→ TEXTE D'ÉTUDE
——
PACS et mariage
Je n’ai pas compris un traître mot de la raison que donnait, ce matin sur France Inter, la psychiatre Claude Halmos (celle qui parle des « cadeaux DONT on se rappelle » et qui sévissait naguère sur Canal Plus, dans l’émission de Jean-Luc Delarue), à propos de l’adoption par les couples homosexuels. En résumé, elle est plutôt contre, mais, pour en savoir plus, allez donc télécharger l’émission, vous m’expliquerez...
Et moi, ce que j’en pense, de tout ce tapage ? Rien, strictement rien. Le PACS, oui, cela avait un sens, une utilité : il corrigeait une profonde injustice, celle dont étaient victimes les compagnons d’homos défunts, et qui souvent se voyaient éjectés immédiatement du domicile commun par la famille du mort. Par la création d’un lien légal faisant du survivant l’héritier de celui qui venait de lâcher la rampe, on le protégeait, et c’était normal. Mais le mariage, à quoi bon ? Là, on ne fait que satisfaire la concrétisation d’un sentiment, et l’État n’a pas à s’en mêler. L’adoption, elle, mérite un débat sérieux, car elle concerne d’autres êtres vivants que les deux conjoints.
——
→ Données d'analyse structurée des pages
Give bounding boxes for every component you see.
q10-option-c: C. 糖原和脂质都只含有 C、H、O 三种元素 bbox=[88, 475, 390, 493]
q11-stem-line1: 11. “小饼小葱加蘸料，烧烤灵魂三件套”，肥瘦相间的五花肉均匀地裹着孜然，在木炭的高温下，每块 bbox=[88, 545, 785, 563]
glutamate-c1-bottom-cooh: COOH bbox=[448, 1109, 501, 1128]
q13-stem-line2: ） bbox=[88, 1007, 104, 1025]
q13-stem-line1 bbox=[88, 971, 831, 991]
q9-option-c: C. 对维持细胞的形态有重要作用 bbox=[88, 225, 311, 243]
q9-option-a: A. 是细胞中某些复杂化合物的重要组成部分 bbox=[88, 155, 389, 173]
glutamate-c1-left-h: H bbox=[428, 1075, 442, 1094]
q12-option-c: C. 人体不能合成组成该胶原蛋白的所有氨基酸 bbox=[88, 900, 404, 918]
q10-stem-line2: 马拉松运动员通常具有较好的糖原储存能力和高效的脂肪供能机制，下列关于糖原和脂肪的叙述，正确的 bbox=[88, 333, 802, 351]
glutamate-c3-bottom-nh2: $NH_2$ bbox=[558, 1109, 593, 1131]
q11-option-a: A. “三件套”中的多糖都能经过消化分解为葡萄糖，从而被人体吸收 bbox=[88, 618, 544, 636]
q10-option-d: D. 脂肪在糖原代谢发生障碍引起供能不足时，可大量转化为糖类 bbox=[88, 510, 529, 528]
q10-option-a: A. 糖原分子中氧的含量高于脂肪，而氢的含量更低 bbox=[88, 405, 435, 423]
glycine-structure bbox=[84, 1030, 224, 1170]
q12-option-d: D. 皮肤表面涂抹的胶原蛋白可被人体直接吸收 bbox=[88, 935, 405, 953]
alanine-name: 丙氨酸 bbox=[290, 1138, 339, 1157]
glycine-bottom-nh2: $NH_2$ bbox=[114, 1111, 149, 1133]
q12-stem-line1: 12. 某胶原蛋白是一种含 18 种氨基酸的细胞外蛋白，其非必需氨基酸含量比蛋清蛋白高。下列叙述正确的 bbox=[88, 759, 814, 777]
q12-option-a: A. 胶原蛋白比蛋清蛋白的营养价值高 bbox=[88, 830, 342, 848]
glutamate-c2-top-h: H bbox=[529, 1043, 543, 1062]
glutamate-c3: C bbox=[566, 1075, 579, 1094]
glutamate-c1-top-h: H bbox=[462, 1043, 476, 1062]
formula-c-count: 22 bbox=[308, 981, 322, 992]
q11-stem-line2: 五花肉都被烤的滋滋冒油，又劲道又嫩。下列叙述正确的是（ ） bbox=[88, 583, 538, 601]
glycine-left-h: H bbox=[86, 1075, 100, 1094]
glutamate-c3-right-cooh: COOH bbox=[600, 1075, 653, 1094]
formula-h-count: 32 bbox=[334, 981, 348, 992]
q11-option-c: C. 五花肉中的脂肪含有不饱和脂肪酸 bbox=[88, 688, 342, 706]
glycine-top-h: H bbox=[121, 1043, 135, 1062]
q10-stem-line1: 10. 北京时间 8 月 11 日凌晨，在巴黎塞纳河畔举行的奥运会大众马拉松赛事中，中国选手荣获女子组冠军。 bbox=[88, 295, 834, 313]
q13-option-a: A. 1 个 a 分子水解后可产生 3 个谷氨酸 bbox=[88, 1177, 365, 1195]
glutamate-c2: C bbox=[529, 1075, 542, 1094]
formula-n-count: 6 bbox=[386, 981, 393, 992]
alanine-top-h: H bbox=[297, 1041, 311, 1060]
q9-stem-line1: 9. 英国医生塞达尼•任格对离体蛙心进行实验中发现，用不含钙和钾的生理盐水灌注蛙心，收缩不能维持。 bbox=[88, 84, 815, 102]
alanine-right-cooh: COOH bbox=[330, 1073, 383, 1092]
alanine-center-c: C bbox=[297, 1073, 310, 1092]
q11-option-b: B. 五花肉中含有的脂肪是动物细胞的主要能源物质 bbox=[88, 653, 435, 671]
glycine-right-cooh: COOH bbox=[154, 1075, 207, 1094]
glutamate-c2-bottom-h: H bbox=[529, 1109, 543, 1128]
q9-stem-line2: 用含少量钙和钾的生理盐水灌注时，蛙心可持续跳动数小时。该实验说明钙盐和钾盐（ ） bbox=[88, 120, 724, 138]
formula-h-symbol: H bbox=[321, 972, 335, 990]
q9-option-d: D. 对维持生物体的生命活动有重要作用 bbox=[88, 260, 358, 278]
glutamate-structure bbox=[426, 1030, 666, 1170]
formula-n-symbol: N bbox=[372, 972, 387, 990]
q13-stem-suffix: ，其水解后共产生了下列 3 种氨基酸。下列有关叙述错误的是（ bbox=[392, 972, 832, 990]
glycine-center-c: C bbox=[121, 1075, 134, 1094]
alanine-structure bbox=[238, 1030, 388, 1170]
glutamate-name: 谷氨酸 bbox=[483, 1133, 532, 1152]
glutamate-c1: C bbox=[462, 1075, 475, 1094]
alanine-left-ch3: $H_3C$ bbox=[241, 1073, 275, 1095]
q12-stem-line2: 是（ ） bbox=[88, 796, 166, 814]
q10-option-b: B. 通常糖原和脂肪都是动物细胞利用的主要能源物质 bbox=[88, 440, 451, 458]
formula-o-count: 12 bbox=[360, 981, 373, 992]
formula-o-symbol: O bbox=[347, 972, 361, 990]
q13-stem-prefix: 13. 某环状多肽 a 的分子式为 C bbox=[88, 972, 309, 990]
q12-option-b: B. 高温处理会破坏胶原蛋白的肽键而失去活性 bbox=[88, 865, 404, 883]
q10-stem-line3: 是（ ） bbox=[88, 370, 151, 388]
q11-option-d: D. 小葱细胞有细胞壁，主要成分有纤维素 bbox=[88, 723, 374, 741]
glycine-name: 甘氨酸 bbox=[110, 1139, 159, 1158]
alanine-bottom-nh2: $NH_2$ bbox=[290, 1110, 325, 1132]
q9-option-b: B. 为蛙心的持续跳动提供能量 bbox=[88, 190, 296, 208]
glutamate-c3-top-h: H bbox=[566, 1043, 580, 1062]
——
→ PROBLÈME À RÉSOUDRE
Reprenez le texte sur le PACS et le mariage après sa dernière phrase, et poursuivez-le dans le même ton.

→ RÉPONSE RÉDIGÉE
Cela dit, comme il n’y a non plus aucune raison d’interdire aux gens de se marier, si cette cérémonie leur fait plaisir, pourquoi pas ? Cette innovation ne va pas bouleverser la société. Elle n’a provoqué aucun cataclysme chez nos voisins plus rapides à réformer leurs lois. Cela gêne l’Église catholique ? Mais beaucoup de choses gênent l’Église catholique. Elle s’y fera.